— begin Material to process —

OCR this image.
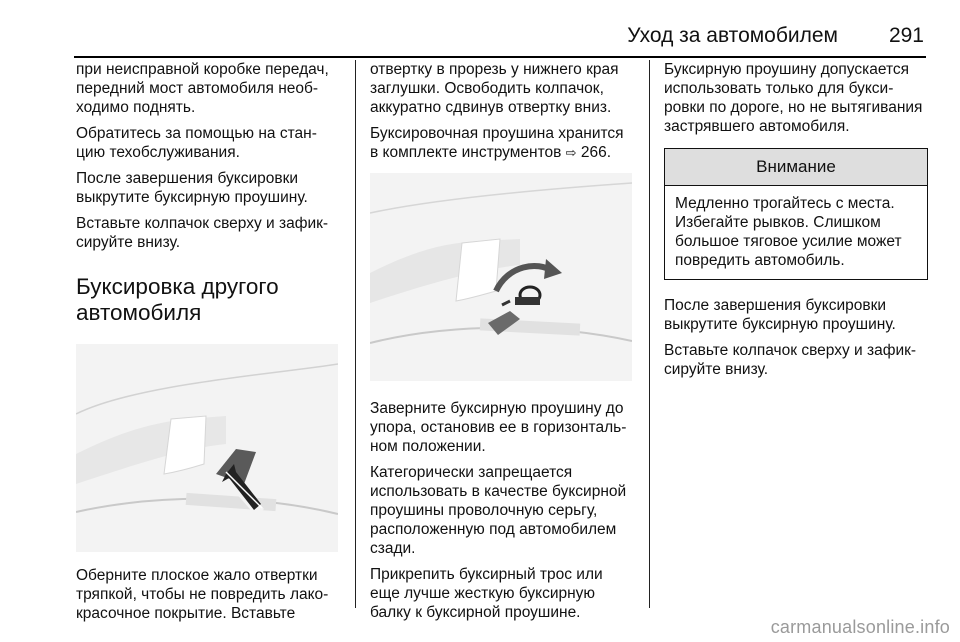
Уход за автомобилем 291

при неисправной коробке передач, передний мост автомобиля необ-ходимо поднять.

Обратитесь за помощью на стан-цию техобслуживания.

После завершения буксировки выкрутите буксирную проушину.

Вставьте колпачок сверху и зафик-сируйте внизу.

Буксировка другого автомобиля

Оберните плоское жало отвертки тряпкой, чтобы не повредить лако-красочное покрытие. Вставьте

отвертку в прорезь у нижнего края заглушки. Освободить колпачок, аккуратно сдвинув отвертку вниз.

Буксировочная проушина хранится в комплекте инструментов ⇨ 266.

Заверните буксирную проушину до упора, остановив ее в горизонталь-ном положении.

Категорически запрещается использовать в качестве буксирной проушины проволочную серьгу, расположенную под автомобилем сзади.

Прикрепить буксирный трос или еще лучше жесткую буксирную балку к буксирной проушине.

Буксирную проушину допускается использовать только для букси-ровки по дороге, но не вытягивания застрявшего автомобиля.

Внимание
Медленно трогайтесь с места. Избегайте рывков. Слишком большое тяговое усилие может повредить автомобиль.

После завершения буксировки выкрутите буксирную проушину.

Вставьте колпачок сверху и зафик-сируйте внизу.

carmanualsonline.info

— end Material to process —

What is required »
Without including any picture, repeat the data exactly.

Solution to this problem »
OCR this image.
Уход за автомобилем 291

при неисправной коробке передач, передний мост автомобиля необ-ходимо поднять.

Обратитесь за помощью на стан-цию техобслуживания.

После завершения буксировки выкрутите буксирную проушину.

Вставьте колпачок сверху и зафик-сируйте внизу.

Буксировка другого автомобиля

Оберните плоское жало отвертки тряпкой, чтобы не повредить лако-красочное покрытие. Вставьте

отвертку в прорезь у нижнего края заглушки. Освободить колпачок, аккуратно сдвинув отвертку вниз.

Буксировочная проушина хранится в комплекте инструментов ⇨ 266.

Заверните буксирную проушину до упора, остановив ее в горизонталь-ном положении.

Категорически запрещается использовать в качестве буксирной проушины проволочную серьгу, расположенную под автомобилем сзади.

Прикрепить буксирный трос или еще лучше жесткую буксирную балку к буксирной проушине.

Буксирную проушину допускается использовать только для букси-ровки по дороге, но не вытягивания застрявшего автомобиля.

Внимание
Медленно трогайтесь с места. Избегайте рывков. Слишком большое тяговое усилие может повредить автомобиль.

После завершения буксировки выкрутите буксирную проушину.

Вставьте колпачок сверху и зафик-сируйте внизу.

carmanualsonline.info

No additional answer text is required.